--- BEGIN Record set ---

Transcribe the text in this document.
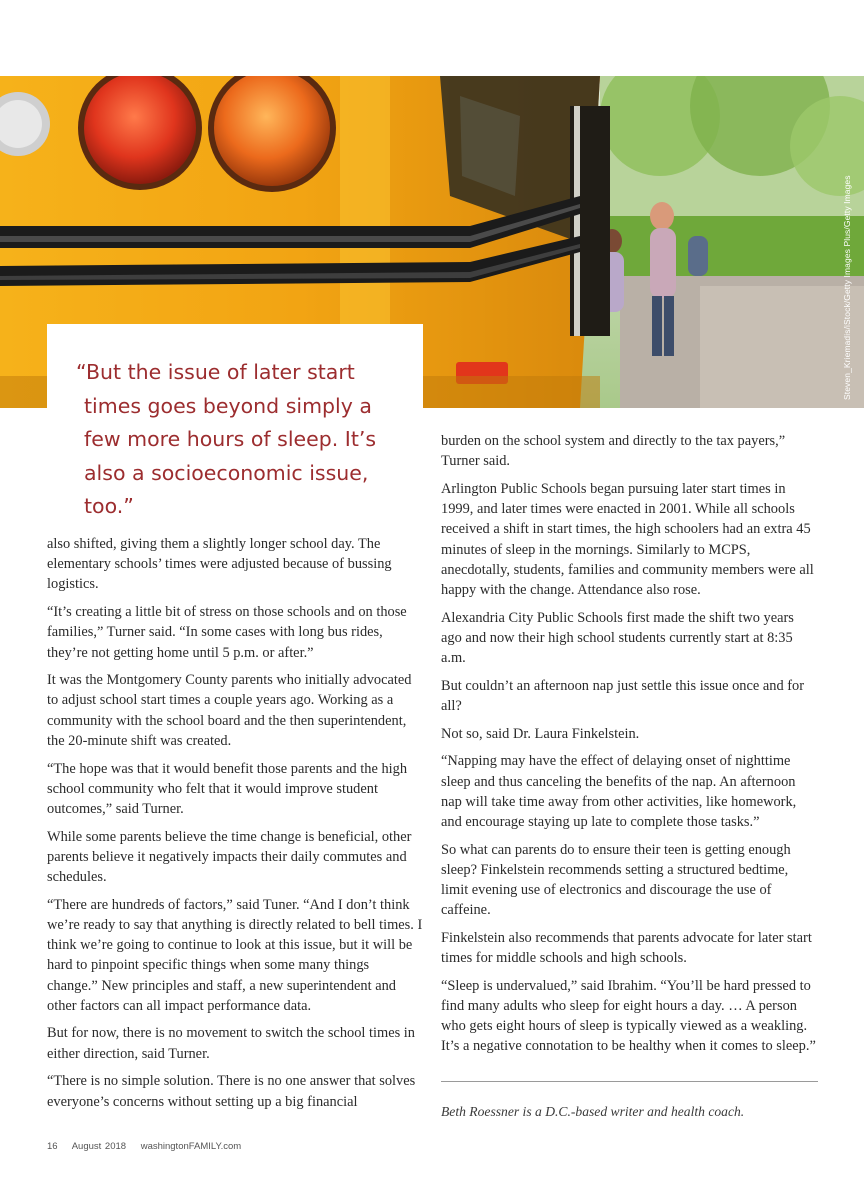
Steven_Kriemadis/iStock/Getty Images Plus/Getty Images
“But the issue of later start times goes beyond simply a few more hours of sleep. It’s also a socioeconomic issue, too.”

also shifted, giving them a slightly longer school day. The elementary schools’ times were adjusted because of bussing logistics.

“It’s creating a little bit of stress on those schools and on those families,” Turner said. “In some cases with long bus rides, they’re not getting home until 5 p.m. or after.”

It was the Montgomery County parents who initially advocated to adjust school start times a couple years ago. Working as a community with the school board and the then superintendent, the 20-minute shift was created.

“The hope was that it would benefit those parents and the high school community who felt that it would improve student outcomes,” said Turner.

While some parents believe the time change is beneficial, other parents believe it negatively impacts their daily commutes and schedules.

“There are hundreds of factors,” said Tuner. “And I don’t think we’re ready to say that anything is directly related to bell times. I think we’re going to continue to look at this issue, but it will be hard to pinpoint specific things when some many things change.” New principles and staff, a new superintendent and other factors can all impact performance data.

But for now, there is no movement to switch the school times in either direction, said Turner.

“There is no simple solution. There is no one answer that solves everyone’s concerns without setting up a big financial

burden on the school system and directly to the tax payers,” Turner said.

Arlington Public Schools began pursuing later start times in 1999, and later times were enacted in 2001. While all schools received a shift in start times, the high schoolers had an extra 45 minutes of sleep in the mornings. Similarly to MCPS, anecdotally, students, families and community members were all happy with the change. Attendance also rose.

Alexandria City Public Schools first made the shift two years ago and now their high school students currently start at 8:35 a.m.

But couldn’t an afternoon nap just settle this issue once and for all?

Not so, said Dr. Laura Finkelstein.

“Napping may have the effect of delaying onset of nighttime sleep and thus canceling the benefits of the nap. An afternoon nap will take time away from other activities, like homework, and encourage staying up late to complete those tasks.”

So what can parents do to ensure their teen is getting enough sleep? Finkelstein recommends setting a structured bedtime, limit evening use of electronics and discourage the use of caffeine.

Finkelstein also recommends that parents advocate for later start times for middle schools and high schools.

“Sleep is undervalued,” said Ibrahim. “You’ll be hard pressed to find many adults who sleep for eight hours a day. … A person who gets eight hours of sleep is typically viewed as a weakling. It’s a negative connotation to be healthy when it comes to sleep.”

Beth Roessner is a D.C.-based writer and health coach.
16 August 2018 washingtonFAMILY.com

--- END Record set ---
--- BEGIN Record set ---

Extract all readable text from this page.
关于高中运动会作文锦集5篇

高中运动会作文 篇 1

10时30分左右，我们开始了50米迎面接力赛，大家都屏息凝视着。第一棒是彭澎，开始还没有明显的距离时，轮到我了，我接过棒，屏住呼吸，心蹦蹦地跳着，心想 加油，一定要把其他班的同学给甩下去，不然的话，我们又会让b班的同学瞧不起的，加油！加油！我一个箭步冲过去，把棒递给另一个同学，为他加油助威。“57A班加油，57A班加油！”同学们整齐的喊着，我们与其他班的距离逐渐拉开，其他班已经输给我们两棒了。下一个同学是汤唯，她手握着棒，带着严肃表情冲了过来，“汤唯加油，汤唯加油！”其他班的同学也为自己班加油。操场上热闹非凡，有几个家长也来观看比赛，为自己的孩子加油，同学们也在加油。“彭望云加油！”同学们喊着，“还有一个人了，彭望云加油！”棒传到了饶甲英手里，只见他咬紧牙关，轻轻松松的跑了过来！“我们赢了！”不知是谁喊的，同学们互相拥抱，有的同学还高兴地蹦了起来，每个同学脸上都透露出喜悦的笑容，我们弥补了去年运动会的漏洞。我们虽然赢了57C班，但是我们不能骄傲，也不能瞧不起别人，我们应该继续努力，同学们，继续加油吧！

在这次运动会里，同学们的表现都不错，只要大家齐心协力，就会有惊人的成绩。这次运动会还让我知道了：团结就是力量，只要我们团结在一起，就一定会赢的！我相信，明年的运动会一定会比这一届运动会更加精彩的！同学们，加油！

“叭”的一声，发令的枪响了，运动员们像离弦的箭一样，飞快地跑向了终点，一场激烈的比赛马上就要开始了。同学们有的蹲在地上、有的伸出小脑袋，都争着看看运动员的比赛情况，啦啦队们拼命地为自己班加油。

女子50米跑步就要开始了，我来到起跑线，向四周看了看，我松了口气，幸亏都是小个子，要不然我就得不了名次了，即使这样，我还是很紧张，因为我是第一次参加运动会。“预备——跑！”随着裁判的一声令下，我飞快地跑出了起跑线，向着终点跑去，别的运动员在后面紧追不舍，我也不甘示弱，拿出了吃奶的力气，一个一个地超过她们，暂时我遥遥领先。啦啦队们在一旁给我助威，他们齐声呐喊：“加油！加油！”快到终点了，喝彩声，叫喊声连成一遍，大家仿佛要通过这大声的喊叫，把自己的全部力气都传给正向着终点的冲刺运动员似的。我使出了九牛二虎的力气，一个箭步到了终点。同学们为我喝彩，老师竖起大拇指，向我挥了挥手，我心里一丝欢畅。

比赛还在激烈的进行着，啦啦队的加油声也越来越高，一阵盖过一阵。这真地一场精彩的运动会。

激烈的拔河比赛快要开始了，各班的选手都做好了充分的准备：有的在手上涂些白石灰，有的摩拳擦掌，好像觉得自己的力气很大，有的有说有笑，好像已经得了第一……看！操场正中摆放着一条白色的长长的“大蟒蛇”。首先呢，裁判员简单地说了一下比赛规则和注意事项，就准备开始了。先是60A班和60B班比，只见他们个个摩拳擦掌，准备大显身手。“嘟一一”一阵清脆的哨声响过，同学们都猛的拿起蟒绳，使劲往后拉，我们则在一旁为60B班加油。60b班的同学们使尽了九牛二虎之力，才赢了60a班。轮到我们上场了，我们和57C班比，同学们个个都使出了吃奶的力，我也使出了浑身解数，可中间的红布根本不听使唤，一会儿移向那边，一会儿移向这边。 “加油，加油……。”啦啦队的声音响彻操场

--- END Record set ---

What to produce:
Show every line in the entries where the string "While" occurs.

Reply to the exercise:
While some parents believe the time change is beneficial, other parents believe it negatively impacts their daily commutes and schedules.
Arlington Public Schools began pursuing later start times in 1999, and later times were enacted in 2001. While all schools received a shift in start times, the high schoolers had an extra 45 minutes of sleep in the mornings. Similarly to MCPS, anecdotally, students, families and community members were all happy with the change. Attendance also rose.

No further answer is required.